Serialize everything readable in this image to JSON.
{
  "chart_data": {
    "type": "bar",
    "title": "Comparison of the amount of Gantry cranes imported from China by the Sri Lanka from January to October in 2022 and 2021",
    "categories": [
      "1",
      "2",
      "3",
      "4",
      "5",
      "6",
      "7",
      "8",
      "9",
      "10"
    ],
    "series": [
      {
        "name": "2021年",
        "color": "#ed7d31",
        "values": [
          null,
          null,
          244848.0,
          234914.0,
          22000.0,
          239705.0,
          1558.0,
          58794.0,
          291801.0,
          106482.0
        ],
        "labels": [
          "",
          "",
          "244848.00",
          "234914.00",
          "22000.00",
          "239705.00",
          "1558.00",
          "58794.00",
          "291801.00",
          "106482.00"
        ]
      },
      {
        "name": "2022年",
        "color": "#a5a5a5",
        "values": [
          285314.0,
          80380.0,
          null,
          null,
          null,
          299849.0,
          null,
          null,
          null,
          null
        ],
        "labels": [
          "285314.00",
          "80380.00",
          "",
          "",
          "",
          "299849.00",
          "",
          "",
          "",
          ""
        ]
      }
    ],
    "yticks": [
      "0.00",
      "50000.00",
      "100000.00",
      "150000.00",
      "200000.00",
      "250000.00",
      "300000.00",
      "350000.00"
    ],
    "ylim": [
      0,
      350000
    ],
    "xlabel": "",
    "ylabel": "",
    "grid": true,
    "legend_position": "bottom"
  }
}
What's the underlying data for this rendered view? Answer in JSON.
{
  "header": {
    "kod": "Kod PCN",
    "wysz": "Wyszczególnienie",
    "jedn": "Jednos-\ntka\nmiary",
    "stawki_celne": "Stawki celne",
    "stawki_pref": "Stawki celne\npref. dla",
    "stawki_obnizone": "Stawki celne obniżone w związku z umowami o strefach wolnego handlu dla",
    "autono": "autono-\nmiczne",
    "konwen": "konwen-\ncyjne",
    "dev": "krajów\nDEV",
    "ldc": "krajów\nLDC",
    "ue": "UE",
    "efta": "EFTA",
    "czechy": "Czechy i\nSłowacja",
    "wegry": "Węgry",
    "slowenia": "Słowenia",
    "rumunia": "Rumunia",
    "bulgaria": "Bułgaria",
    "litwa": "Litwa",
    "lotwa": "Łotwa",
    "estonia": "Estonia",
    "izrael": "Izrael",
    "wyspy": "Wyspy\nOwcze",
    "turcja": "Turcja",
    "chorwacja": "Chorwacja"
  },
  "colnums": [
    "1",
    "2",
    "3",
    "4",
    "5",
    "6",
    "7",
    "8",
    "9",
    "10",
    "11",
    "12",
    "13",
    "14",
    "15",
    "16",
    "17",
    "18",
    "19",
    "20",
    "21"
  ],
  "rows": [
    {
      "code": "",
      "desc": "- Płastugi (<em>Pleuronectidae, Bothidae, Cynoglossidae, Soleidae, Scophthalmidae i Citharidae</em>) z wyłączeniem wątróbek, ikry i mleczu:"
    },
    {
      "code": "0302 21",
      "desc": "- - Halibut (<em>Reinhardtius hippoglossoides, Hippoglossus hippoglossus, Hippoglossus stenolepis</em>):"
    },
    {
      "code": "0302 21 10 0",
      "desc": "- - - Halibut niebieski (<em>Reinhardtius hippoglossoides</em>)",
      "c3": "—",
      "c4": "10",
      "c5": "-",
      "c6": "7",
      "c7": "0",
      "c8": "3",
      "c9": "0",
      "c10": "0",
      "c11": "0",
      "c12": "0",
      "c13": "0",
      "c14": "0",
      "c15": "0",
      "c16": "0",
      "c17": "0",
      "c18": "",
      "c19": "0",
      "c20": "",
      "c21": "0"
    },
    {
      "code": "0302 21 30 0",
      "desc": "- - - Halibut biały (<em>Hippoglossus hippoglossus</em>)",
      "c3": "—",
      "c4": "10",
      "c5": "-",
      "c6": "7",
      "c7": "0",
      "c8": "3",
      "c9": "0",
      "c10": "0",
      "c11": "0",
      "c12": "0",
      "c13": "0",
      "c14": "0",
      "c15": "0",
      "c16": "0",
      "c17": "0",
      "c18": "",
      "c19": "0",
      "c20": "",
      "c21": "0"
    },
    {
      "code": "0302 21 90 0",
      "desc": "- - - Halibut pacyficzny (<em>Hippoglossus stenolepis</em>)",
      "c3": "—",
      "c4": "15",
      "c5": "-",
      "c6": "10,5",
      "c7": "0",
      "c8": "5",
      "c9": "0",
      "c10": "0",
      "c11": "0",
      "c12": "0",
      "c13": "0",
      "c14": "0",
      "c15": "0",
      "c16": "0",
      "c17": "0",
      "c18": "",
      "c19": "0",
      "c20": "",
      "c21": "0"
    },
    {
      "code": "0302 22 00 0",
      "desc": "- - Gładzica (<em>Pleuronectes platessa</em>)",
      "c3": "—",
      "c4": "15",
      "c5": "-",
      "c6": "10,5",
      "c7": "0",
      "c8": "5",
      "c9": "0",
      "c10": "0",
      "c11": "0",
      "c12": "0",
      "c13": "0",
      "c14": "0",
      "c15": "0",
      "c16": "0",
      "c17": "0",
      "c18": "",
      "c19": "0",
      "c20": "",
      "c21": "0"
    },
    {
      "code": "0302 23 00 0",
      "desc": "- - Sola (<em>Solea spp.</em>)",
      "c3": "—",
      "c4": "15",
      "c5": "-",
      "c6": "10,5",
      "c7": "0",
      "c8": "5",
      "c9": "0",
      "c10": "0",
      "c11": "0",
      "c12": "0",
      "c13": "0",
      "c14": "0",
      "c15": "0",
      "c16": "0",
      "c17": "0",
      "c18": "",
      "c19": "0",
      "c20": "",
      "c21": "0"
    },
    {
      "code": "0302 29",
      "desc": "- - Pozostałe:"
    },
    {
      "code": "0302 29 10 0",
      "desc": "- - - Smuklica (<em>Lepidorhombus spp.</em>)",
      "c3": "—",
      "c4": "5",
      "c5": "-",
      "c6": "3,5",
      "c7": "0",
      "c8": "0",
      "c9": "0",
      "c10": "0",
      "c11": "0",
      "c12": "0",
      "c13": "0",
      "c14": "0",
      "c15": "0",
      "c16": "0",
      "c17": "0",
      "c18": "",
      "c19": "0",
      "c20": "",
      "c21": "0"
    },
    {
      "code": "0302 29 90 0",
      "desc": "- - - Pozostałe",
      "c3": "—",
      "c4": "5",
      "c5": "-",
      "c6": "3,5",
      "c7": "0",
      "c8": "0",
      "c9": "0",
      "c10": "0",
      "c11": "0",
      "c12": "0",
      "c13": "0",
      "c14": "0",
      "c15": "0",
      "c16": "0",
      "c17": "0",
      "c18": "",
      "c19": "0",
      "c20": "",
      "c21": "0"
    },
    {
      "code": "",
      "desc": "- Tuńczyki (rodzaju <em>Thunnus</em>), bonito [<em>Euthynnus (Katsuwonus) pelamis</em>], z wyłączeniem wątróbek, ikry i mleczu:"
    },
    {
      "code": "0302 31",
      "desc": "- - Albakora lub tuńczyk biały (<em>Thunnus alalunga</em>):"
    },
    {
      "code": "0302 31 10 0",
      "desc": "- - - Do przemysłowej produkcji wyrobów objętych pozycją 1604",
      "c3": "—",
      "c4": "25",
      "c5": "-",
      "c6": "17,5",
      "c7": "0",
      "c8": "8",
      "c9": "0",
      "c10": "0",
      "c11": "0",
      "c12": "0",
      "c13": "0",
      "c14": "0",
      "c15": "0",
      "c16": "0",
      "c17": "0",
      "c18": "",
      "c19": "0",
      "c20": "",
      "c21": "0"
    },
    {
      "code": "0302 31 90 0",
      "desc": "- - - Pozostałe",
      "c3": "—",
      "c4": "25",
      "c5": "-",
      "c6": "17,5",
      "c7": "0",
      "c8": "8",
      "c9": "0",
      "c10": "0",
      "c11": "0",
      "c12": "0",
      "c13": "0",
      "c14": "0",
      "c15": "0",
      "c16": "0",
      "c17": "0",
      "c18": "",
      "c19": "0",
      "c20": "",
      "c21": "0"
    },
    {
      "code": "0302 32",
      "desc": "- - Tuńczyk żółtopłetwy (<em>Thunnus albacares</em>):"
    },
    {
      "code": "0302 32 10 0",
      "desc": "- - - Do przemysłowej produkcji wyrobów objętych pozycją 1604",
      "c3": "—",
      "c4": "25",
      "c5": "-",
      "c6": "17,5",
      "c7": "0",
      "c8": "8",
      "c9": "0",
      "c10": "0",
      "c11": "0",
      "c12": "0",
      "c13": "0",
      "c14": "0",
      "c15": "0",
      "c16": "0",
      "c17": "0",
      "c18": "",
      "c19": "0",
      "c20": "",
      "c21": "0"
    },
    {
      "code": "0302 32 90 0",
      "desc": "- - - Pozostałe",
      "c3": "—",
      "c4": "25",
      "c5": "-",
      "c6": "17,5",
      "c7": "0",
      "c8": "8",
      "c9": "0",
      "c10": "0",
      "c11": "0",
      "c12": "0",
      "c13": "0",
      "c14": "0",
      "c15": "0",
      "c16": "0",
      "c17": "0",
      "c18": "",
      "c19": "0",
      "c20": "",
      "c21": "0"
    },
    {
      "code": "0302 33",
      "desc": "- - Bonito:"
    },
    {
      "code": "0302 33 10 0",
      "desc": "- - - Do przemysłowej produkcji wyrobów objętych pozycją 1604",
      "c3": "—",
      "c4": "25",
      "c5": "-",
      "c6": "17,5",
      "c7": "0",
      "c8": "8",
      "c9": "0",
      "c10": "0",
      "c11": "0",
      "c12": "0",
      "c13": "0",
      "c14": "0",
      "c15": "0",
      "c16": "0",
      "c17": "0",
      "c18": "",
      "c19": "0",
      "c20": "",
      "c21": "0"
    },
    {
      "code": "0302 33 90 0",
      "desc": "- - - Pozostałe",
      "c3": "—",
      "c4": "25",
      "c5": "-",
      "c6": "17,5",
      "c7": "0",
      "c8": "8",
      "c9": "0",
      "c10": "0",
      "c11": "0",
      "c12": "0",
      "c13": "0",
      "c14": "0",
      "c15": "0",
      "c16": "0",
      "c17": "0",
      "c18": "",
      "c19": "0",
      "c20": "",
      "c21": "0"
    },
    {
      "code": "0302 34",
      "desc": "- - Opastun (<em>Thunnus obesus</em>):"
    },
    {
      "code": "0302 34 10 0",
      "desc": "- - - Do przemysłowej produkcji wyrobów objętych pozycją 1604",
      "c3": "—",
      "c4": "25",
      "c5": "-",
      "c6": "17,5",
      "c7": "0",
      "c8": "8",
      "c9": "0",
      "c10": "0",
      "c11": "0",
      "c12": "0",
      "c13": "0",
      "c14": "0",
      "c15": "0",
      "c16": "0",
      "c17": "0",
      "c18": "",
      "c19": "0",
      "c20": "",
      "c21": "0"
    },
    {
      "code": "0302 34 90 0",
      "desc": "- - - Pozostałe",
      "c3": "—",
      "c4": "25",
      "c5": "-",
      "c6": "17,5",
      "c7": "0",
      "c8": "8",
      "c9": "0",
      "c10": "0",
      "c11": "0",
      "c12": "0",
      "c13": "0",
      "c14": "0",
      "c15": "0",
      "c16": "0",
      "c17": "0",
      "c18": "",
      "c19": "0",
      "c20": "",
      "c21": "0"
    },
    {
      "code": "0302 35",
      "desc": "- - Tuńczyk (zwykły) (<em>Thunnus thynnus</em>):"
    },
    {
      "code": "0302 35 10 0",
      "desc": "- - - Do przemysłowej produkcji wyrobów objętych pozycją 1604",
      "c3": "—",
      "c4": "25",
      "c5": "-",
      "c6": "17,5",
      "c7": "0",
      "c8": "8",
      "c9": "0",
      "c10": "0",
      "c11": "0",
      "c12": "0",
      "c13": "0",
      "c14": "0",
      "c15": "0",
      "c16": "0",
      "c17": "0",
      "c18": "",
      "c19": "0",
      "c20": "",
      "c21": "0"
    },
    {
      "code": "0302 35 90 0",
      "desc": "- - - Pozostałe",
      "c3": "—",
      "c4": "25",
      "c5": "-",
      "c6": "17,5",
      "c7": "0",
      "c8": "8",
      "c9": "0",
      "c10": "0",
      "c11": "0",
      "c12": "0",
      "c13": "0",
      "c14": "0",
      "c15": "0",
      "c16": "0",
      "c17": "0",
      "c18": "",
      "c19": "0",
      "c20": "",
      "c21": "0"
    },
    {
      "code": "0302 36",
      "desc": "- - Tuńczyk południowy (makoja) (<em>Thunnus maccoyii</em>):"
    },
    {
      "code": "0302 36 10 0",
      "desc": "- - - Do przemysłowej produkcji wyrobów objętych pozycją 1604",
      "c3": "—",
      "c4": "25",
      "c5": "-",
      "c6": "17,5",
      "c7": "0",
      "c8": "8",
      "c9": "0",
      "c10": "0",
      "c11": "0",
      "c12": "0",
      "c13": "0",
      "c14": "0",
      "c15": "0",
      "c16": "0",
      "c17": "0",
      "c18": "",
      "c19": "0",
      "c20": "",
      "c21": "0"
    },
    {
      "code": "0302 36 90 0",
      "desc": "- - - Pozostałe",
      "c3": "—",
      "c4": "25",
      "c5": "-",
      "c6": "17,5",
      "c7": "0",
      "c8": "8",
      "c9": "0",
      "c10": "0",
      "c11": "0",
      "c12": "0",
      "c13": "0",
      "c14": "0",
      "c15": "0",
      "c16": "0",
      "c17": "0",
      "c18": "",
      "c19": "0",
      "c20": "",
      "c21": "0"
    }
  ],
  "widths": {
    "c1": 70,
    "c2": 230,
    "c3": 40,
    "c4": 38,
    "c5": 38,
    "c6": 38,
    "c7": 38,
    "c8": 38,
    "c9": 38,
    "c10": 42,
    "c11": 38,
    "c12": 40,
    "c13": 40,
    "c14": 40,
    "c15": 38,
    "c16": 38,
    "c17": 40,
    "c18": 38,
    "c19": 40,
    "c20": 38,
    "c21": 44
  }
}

□ □ □

▶ Problem to work on
Pull out all lines of the data with the string "stenolepis".

▶ Correct response
      "desc": "- - Halibut (<em>Reinhardtius hippoglossoides, Hippoglossus hippoglossus, Hippoglossus stenolepis</em>):"
      "desc": "- - - Halibut pacyficzny (<em>Hippoglossus stenolepis</em>)",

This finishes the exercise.